■ **Problem requirements**: Please output every line of the material as it stands, without the pictures.

>> Begin Dataset

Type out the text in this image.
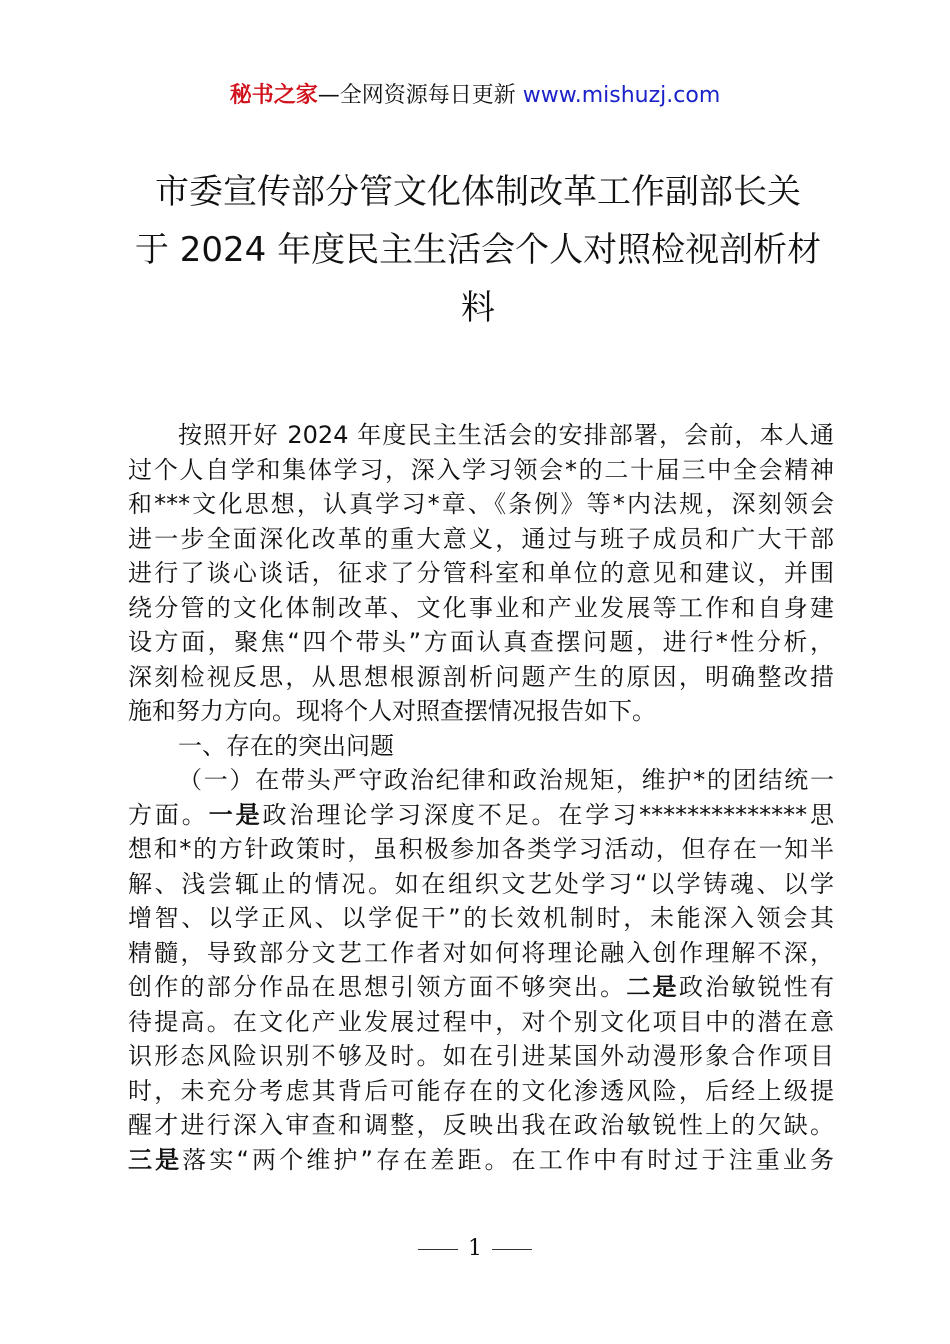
秘书之家—全网资源每日更新 www.mishuzj.com
市委宣传部分管文化体制改革工作副部长关
于 2024 年度民主生活会个人对照检视剖析材
料
按照开好 2024 年度民主生活会的安排部署，会前，本人通
过个人自学和集体学习，深入学习领会*的二十届三中全会精神
和***文化思想，认真学习*章、《条例》等*内法规，深刻领会
进一步全面深化改革的重大意义，通过与班子成员和广大干部
进行了谈心谈话，征求了分管科室和单位的意见和建议，并围
绕分管的文化体制改革、文化事业和产业发展等工作和自身建
设方面，聚焦“四个带头”方面认真查摆问题，进行*性分析，
深刻检视反思，从思想根源剖析问题产生的原因，明确整改措
施和努力方向。现将个人对照查摆情况报告如下。
一、存在的突出问题
（一）在带头严守政治纪律和政治规矩，维护*的团结统一
方面。一是政治理论学习深度不足。在学习**************思
想和*的方针政策时，虽积极参加各类学习活动，但存在一知半
解、浅尝辄止的情况。如在组织文艺处学习“以学铸魂、以学
增智、以学正风、以学促干”的长效机制时，未能深入领会其
精髓，导致部分文艺工作者对如何将理论融入创作理解不深，
创作的部分作品在思想引领方面不够突出。二是政治敏锐性有
待提高。在文化产业发展过程中，对个别文化项目中的潜在意
识形态风险识别不够及时。如在引进某国外动漫形象合作项目
时，未充分考虑其背后可能存在的文化渗透风险，后经上级提
醒才进行深入审查和调整，反映出我在政治敏锐性上的欠缺。
三是落实“两个维护”存在差距。在工作中有时过于注重业务
1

>> End Dataset

■ **Solution below**:
Type out the text in this image.
秘书之家—全网资源每日更新 www.mishuzj.com
市委宣传部分管文化体制改革工作副部长关
于 2024 年度民主生活会个人对照检视剖析材
料
按照开好 2024 年度民主生活会的安排部署，会前，本人通
过个人自学和集体学习，深入学习领会*的二十届三中全会精神
和***文化思想，认真学习*章、《条例》等*内法规，深刻领会
进一步全面深化改革的重大意义，通过与班子成员和广大干部
进行了谈心谈话，征求了分管科室和单位的意见和建议，并围
绕分管的文化体制改革、文化事业和产业发展等工作和自身建
设方面，聚焦“四个带头”方面认真查摆问题，进行*性分析，
深刻检视反思，从思想根源剖析问题产生的原因，明确整改措
施和努力方向。现将个人对照查摆情况报告如下。
一、存在的突出问题
（一）在带头严守政治纪律和政治规矩，维护*的团结统一
方面。一是政治理论学习深度不足。在学习**************思
想和*的方针政策时，虽积极参加各类学习活动，但存在一知半
解、浅尝辄止的情况。如在组织文艺处学习“以学铸魂、以学
增智、以学正风、以学促干”的长效机制时，未能深入领会其
精髓，导致部分文艺工作者对如何将理论融入创作理解不深，
创作的部分作品在思想引领方面不够突出。二是政治敏锐性有
待提高。在文化产业发展过程中，对个别文化项目中的潜在意
识形态风险识别不够及时。如在引进某国外动漫形象合作项目
时，未充分考虑其背后可能存在的文化渗透风险，后经上级提
醒才进行深入审查和调整，反映出我在政治敏锐性上的欠缺。
三是落实“两个维护”存在差距。在工作中有时过于注重业务
1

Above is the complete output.